• TASK: Do not include the pictures; repeat the rest of the data exactly.
---- ENTRIES SHOWN
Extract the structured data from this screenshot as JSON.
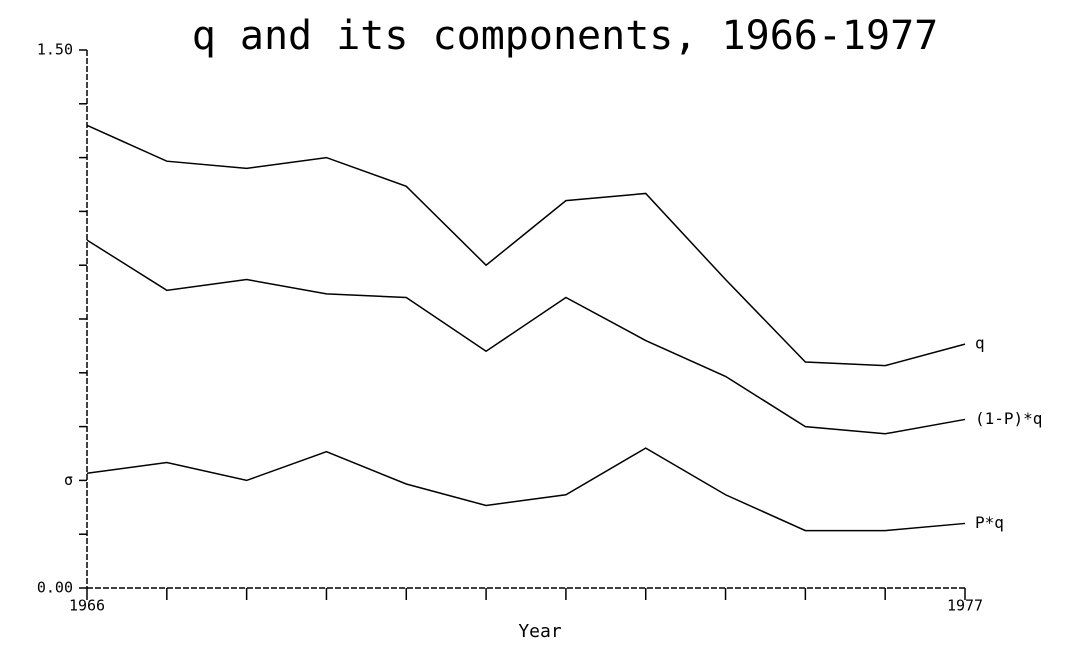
{
  "chart_data": {
    "type": "line",
    "title": "q and its components, 1966-1977",
    "x_label": "Year",
    "x": [
      1966,
      1967,
      1968,
      1969,
      1970,
      1971,
      1972,
      1973,
      1974,
      1975,
      1976,
      1977
    ],
    "xlim": [
      1966,
      1977
    ],
    "xticks": [
      1966,
      {
        "value": 1967,
        "label": null
      },
      {
        "value": 1968,
        "label": null
      },
      {
        "value": 1969,
        "label": null
      },
      {
        "value": 1970,
        "label": null
      },
      {
        "value": 1971,
        "label": null
      },
      {
        "value": 1972,
        "label": null
      },
      {
        "value": 1973,
        "label": null
      },
      {
        "value": 1974,
        "label": null
      },
      {
        "value": 1975,
        "label": null
      },
      {
        "value": 1976,
        "label": null
      },
      1977
    ],
    "ylim": [
      0,
      1.5
    ],
    "yticks": [
      {
        "value": 0,
        "label": "0.00"
      },
      {
        "value": 0.15,
        "label": null
      },
      {
        "value": 0.3,
        "label": "σ"
      },
      {
        "value": 0.45,
        "label": null
      },
      {
        "value": 0.6,
        "label": null
      },
      {
        "value": 0.75,
        "label": null
      },
      {
        "value": 0.9,
        "label": null
      },
      {
        "value": 1.05,
        "label": null
      },
      {
        "value": 1.2,
        "label": null
      },
      {
        "value": 1.35,
        "label": null
      },
      {
        "value": 1.5,
        "label": "1.50"
      }
    ],
    "series": [
      {
        "name": "q",
        "color": "#000000",
        "values": [
          1.29,
          1.19,
          1.17,
          1.2,
          1.12,
          0.9,
          1.08,
          1.1,
          0.86,
          0.63,
          0.62,
          0.68
        ]
      },
      {
        "name": "(1-P)*q",
        "color": "#000000",
        "values": [
          0.97,
          0.83,
          0.86,
          0.82,
          0.81,
          0.66,
          0.81,
          0.69,
          0.59,
          0.45,
          0.43,
          0.47
        ]
      },
      {
        "name": "P*q",
        "color": "#000000",
        "values": [
          0.32,
          0.35,
          0.3,
          0.38,
          0.29,
          0.23,
          0.26,
          0.39,
          0.26,
          0.16,
          0.16,
          0.18
        ]
      }
    ]
  }
}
--------
• EXPECTED ANSWER:
Extract the structured data from this screenshot as JSON.
{
  "chart_data": {
    "type": "line",
    "title": "q and its components, 1966-1977",
    "x_label": "Year",
    "x": [
      1966,
      1967,
      1968,
      1969,
      1970,
      1971,
      1972,
      1973,
      1974,
      1975,
      1976,
      1977
    ],
    "xlim": [
      1966,
      1977
    ],
    "xticks": [
      1966,
      {
        "value": 1967,
        "label": null
      },
      {
        "value": 1968,
        "label": null
      },
      {
        "value": 1969,
        "label": null
      },
      {
        "value": 1970,
        "label": null
      },
      {
        "value": 1971,
        "label": null
      },
      {
        "value": 1972,
        "label": null
      },
      {
        "value": 1973,
        "label": null
      },
      {
        "value": 1974,
        "label": null
      },
      {
        "value": 1975,
        "label": null
      },
      {
        "value": 1976,
        "label": null
      },
      1977
    ],
    "ylim": [
      0,
      1.5
    ],
    "yticks": [
      {
        "value": 0,
        "label": "0.00"
      },
      {
        "value": 0.15,
        "label": null
      },
      {
        "value": 0.3,
        "label": "σ"
      },
      {
        "value": 0.45,
        "label": null
      },
      {
        "value": 0.6,
        "label": null
      },
      {
        "value": 0.75,
        "label": null
      },
      {
        "value": 0.9,
        "label": null
      },
      {
        "value": 1.05,
        "label": null
      },
      {
        "value": 1.2,
        "label": null
      },
      {
        "value": 1.35,
        "label": null
      },
      {
        "value": 1.5,
        "label": "1.50"
      }
    ],
    "series": [
      {
        "name": "q",
        "color": "#000000",
        "values": [
          1.29,
          1.19,
          1.17,
          1.2,
          1.12,
          0.9,
          1.08,
          1.1,
          0.86,
          0.63,
          0.62,
          0.68
        ]
      },
      {
        "name": "(1-P)*q",
        "color": "#000000",
        "values": [
          0.97,
          0.83,
          0.86,
          0.82,
          0.81,
          0.66,
          0.81,
          0.69,
          0.59,
          0.45,
          0.43,
          0.47
        ]
      },
      {
        "name": "P*q",
        "color": "#000000",
        "values": [
          0.32,
          0.35,
          0.3,
          0.38,
          0.29,
          0.23,
          0.26,
          0.39,
          0.26,
          0.16,
          0.16,
          0.18
        ]
      }
    ]
  }
}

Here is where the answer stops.